Short task: Keep the images out and copy every entry below exactly.

Stored data:
++++++++++++++++++++
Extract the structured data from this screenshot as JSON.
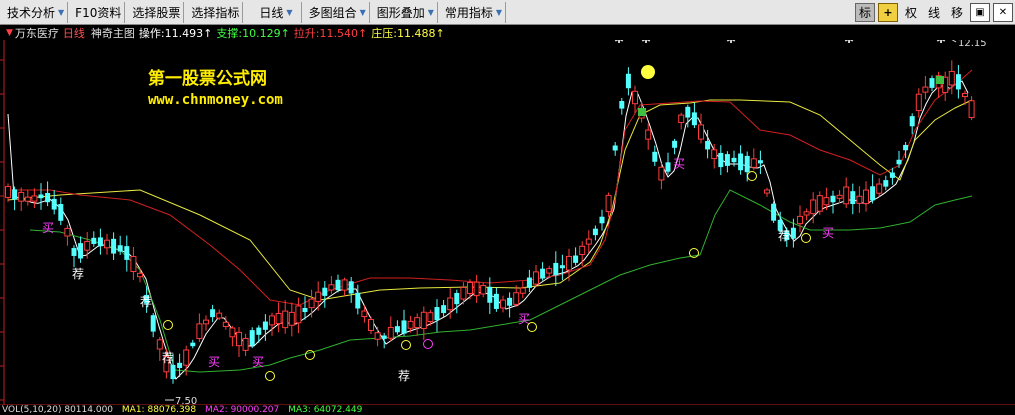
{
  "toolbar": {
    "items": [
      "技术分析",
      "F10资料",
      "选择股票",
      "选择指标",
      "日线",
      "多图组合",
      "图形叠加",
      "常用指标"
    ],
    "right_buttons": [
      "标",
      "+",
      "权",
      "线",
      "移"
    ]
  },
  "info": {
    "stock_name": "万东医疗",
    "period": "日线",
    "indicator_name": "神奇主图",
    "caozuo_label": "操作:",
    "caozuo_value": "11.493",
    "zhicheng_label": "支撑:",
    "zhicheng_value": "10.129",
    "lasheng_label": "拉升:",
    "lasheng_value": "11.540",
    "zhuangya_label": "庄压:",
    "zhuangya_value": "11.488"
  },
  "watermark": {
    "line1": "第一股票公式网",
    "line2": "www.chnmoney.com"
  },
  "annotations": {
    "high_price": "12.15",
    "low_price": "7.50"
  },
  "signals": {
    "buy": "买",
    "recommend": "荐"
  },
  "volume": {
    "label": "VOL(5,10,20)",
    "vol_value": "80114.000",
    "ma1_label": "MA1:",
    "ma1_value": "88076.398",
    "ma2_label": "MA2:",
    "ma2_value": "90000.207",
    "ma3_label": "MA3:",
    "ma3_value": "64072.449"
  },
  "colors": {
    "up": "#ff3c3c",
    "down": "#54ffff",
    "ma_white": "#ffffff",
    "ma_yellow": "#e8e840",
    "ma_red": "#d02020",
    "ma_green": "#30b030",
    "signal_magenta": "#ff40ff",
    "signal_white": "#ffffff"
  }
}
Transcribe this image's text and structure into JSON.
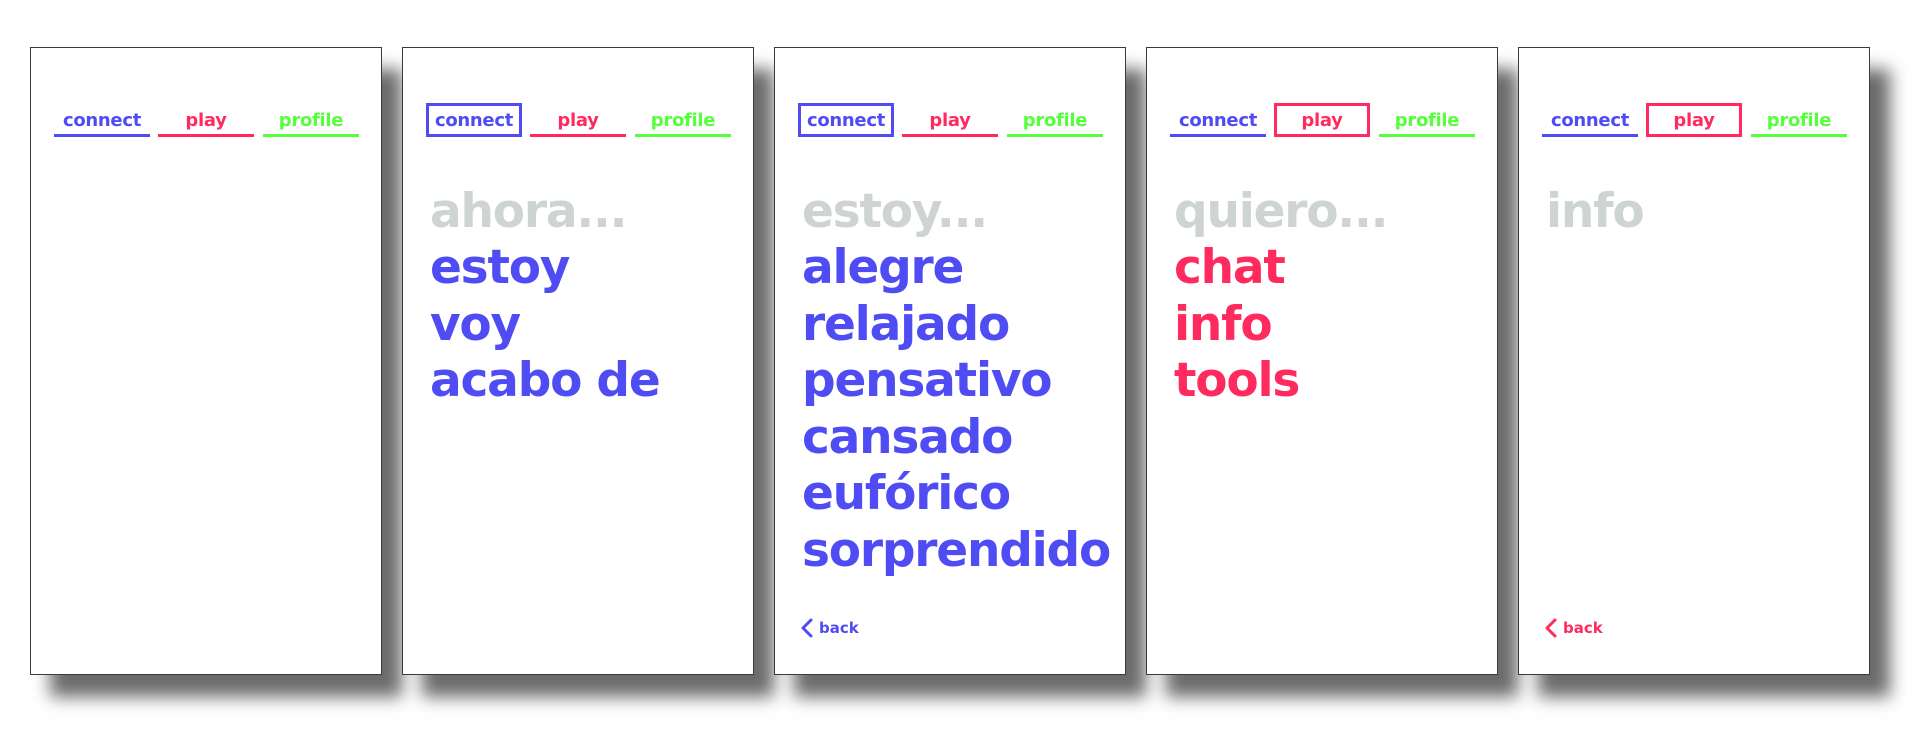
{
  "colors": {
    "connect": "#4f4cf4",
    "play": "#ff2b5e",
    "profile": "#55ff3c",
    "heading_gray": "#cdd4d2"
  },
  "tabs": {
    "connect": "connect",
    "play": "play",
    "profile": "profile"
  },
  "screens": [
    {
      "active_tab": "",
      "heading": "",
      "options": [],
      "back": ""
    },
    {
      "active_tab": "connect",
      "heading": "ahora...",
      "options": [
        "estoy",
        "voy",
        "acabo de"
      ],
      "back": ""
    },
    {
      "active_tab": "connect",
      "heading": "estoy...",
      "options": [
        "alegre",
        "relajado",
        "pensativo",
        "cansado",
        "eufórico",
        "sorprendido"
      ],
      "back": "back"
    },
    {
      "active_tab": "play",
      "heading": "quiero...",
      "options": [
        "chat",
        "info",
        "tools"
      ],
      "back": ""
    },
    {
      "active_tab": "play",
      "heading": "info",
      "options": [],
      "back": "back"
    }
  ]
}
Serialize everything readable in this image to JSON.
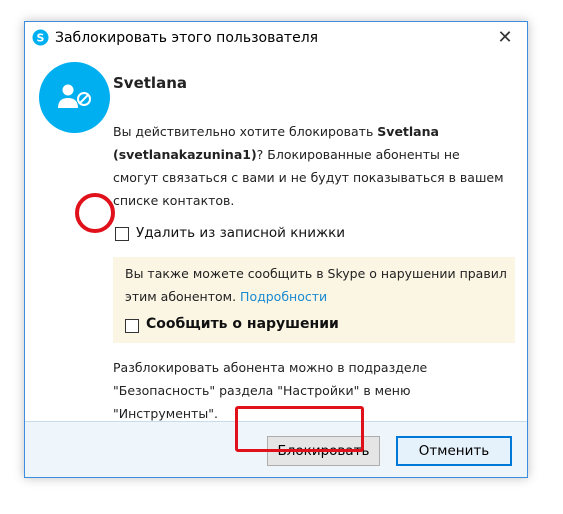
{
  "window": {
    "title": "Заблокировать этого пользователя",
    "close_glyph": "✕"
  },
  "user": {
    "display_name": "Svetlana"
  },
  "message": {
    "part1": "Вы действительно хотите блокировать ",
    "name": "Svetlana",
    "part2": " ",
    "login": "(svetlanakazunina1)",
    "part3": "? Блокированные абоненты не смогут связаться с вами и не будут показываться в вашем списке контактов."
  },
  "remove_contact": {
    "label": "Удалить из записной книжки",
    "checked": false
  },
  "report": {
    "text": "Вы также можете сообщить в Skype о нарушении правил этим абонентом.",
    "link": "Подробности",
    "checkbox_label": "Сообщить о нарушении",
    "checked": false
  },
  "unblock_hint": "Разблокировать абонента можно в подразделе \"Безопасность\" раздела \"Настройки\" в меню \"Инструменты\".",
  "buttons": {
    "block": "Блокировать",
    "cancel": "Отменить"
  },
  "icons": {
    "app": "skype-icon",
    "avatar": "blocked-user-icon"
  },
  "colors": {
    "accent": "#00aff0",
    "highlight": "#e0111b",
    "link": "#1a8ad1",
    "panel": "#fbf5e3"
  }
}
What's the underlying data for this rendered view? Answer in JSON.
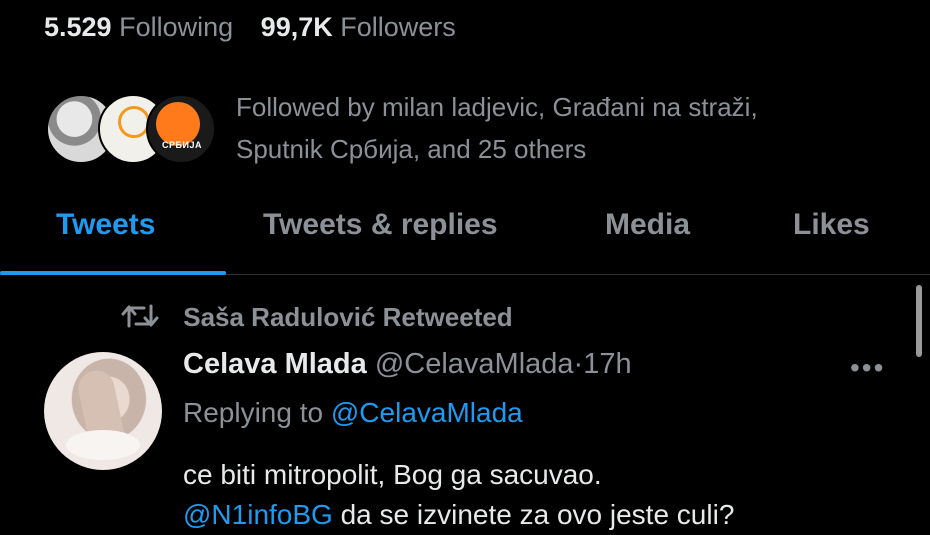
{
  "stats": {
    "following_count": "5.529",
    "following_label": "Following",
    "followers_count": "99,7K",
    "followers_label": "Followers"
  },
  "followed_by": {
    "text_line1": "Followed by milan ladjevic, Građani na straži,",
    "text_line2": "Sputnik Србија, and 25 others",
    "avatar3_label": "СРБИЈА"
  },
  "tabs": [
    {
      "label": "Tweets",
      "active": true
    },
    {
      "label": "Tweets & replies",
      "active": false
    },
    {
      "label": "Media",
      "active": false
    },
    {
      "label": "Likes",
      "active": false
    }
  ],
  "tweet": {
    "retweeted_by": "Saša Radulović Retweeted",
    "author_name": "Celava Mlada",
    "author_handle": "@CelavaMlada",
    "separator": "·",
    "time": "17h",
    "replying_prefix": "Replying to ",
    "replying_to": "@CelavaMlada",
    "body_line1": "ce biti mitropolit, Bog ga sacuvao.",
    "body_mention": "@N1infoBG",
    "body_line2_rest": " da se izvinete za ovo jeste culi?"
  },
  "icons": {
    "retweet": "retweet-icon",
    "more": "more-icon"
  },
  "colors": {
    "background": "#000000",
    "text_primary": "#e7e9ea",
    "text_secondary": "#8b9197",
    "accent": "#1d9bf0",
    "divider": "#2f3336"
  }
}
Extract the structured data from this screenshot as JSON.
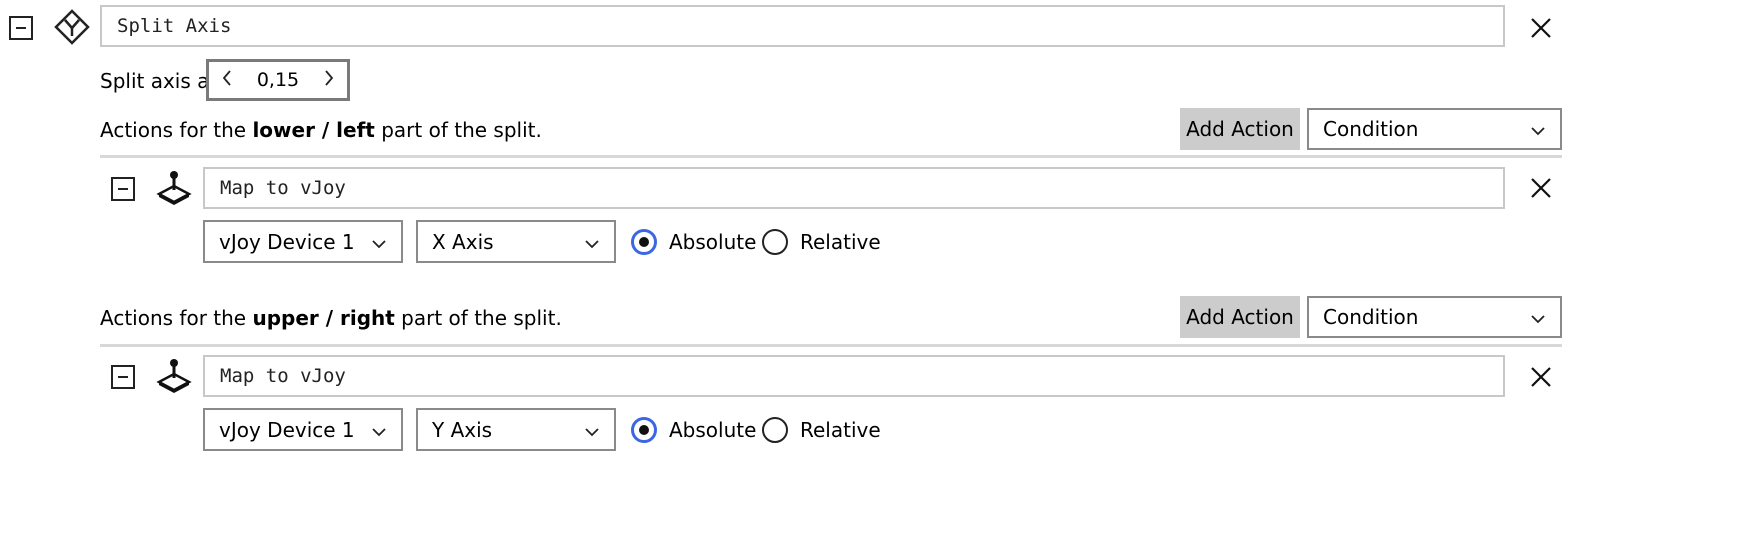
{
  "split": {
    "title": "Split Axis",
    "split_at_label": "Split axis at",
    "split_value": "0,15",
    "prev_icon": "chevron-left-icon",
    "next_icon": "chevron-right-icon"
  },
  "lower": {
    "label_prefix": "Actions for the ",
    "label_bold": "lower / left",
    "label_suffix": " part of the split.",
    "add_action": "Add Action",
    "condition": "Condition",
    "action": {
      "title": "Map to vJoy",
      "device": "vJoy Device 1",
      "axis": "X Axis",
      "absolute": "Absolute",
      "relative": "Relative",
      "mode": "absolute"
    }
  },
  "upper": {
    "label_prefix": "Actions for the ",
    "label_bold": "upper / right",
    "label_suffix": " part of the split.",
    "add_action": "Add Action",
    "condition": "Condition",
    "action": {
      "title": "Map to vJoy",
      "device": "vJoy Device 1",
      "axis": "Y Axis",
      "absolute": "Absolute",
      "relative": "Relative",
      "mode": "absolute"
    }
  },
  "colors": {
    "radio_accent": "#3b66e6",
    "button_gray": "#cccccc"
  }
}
++++++++++++++++++++
Task solution:
Extract the structured data from this screenshot as JSON.
{
  "toolbar": {
    "items": [
      "技术分析",
      "F10资料",
      "选择股票",
      "选择指标",
      "日线",
      "多图组合",
      "图形叠加",
      "常用指标"
    ],
    "right_buttons": [
      "标",
      "+",
      "权",
      "线",
      "移"
    ]
  },
  "info": {
    "stock_name": "万东医疗",
    "period": "日线",
    "indicator_name": "神奇主图",
    "caozuo_label": "操作:",
    "caozuo_value": "11.493",
    "zhicheng_label": "支撑:",
    "zhicheng_value": "10.129",
    "lasheng_label": "拉升:",
    "lasheng_value": "11.540",
    "zhuangya_label": "庄压:",
    "zhuangya_value": "11.488"
  },
  "watermark": {
    "line1": "第一股票公式网",
    "line2": "www.chnmoney.com"
  },
  "annotations": {
    "high_price": "12.15",
    "low_price": "7.50"
  },
  "signals": {
    "buy": "买",
    "recommend": "荐"
  },
  "volume": {
    "label": "VOL(5,10,20)",
    "vol_value": "80114.000",
    "ma1_label": "MA1:",
    "ma1_value": "88076.398",
    "ma2_label": "MA2:",
    "ma2_value": "90000.207",
    "ma3_label": "MA3:",
    "ma3_value": "64072.449"
  },
  "colors": {
    "up": "#ff3c3c",
    "down": "#54ffff",
    "ma_white": "#ffffff",
    "ma_yellow": "#e8e840",
    "ma_red": "#d02020",
    "ma_green": "#30b030",
    "signal_magenta": "#ff40ff",
    "signal_white": "#ffffff"
  }
}
Transcribe this image's text and structure into JSON.
{
  "colors": {
    "connect": "#4f4cf4",
    "play": "#ff2b5e",
    "profile": "#55ff3c",
    "heading_gray": "#cdd4d2"
  },
  "tabs": {
    "connect": "connect",
    "play": "play",
    "profile": "profile"
  },
  "screens": [
    {
      "active_tab": "",
      "heading": "",
      "options": [],
      "back": ""
    },
    {
      "active_tab": "connect",
      "heading": "ahora...",
      "options": [
        "estoy",
        "voy",
        "acabo de"
      ],
      "back": ""
    },
    {
      "active_tab": "connect",
      "heading": "estoy...",
      "options": [
        "alegre",
        "relajado",
        "pensativo",
        "cansado",
        "eufórico",
        "sorprendido"
      ],
      "back": "back"
    },
    {
      "active_tab": "play",
      "heading": "quiero...",
      "options": [
        "chat",
        "info",
        "tools"
      ],
      "back": ""
    },
    {
      "active_tab": "play",
      "heading": "info",
      "options": [],
      "back": "back"
    }
  ]
}
Serialize everything readable in this image to JSON.
{
  "window": {
    "title": "Заблокировать этого пользователя",
    "close_glyph": "✕"
  },
  "user": {
    "display_name": "Svetlana"
  },
  "message": {
    "part1": "Вы действительно хотите блокировать ",
    "name": "Svetlana",
    "part2": " ",
    "login": "(svetlanakazunina1)",
    "part3": "? Блокированные абоненты не смогут связаться с вами и не будут показываться в вашем списке контактов."
  },
  "remove_contact": {
    "label": "Удалить из записной книжки",
    "checked": false
  },
  "report": {
    "text": "Вы также можете сообщить в Skype о нарушении правил этим абонентом.",
    "link": "Подробности",
    "checkbox_label": "Сообщить о нарушении",
    "checked": false
  },
  "unblock_hint": "Разблокировать абонента можно в подразделе \"Безопасность\" раздела \"Настройки\" в меню \"Инструменты\".",
  "buttons": {
    "block": "Блокировать",
    "cancel": "Отменить"
  },
  "icons": {
    "app": "skype-icon",
    "avatar": "blocked-user-icon"
  },
  "colors": {
    "accent": "#00aff0",
    "highlight": "#e0111b",
    "link": "#1a8ad1",
    "panel": "#fbf5e3"
  }
}
What's the underlying data for this rendered view? Answer in JSON.
{
  "stats": {
    "following_count": "5.529",
    "following_label": "Following",
    "followers_count": "99,7K",
    "followers_label": "Followers"
  },
  "followed_by": {
    "text_line1": "Followed by milan ladjevic, Građani na straži,",
    "text_line2": "Sputnik Србија, and 25 others",
    "avatar3_label": "СРБИЈА"
  },
  "tabs": [
    {
      "label": "Tweets",
      "active": true
    },
    {
      "label": "Tweets & replies",
      "active": false
    },
    {
      "label": "Media",
      "active": false
    },
    {
      "label": "Likes",
      "active": false
    }
  ],
  "tweet": {
    "retweeted_by": "Saša Radulović Retweeted",
    "author_name": "Celava Mlada",
    "author_handle": "@CelavaMlada",
    "separator": "·",
    "time": "17h",
    "replying_prefix": "Replying to ",
    "replying_to": "@CelavaMlada",
    "body_line1": "ce biti mitropolit, Bog ga sacuvao.",
    "body_mention": "@N1infoBG",
    "body_line2_rest": " da se izvinete za ovo jeste culi?"
  },
  "icons": {
    "retweet": "retweet-icon",
    "more": "more-icon"
  },
  "colors": {
    "background": "#000000",
    "text_primary": "#e7e9ea",
    "text_secondary": "#8b9197",
    "accent": "#1d9bf0",
    "divider": "#2f3336"
  }
}
Extract the structured data from this screenshot as JSON.
{
  "split": {
    "title": "Split Axis",
    "split_at_label": "Split axis at",
    "split_value": "0,15",
    "prev_icon": "chevron-left-icon",
    "next_icon": "chevron-right-icon"
  },
  "lower": {
    "label_prefix": "Actions for the ",
    "label_bold": "lower / left",
    "label_suffix": " part of the split.",
    "add_action": "Add Action",
    "condition": "Condition",
    "action": {
      "title": "Map to vJoy",
      "device": "vJoy Device 1",
      "axis": "X Axis",
      "absolute": "Absolute",
      "relative": "Relative",
      "mode": "absolute"
    }
  },
  "upper": {
    "label_prefix": "Actions for the ",
    "label_bold": "upper / right",
    "label_suffix": " part of the split.",
    "add_action": "Add Action",
    "condition": "Condition",
    "action": {
      "title": "Map to vJoy",
      "device": "vJoy Device 1",
      "axis": "Y Axis",
      "absolute": "Absolute",
      "relative": "Relative",
      "mode": "absolute"
    }
  },
  "colors": {
    "radio_accent": "#3b66e6",
    "button_gray": "#cccccc"
  }
}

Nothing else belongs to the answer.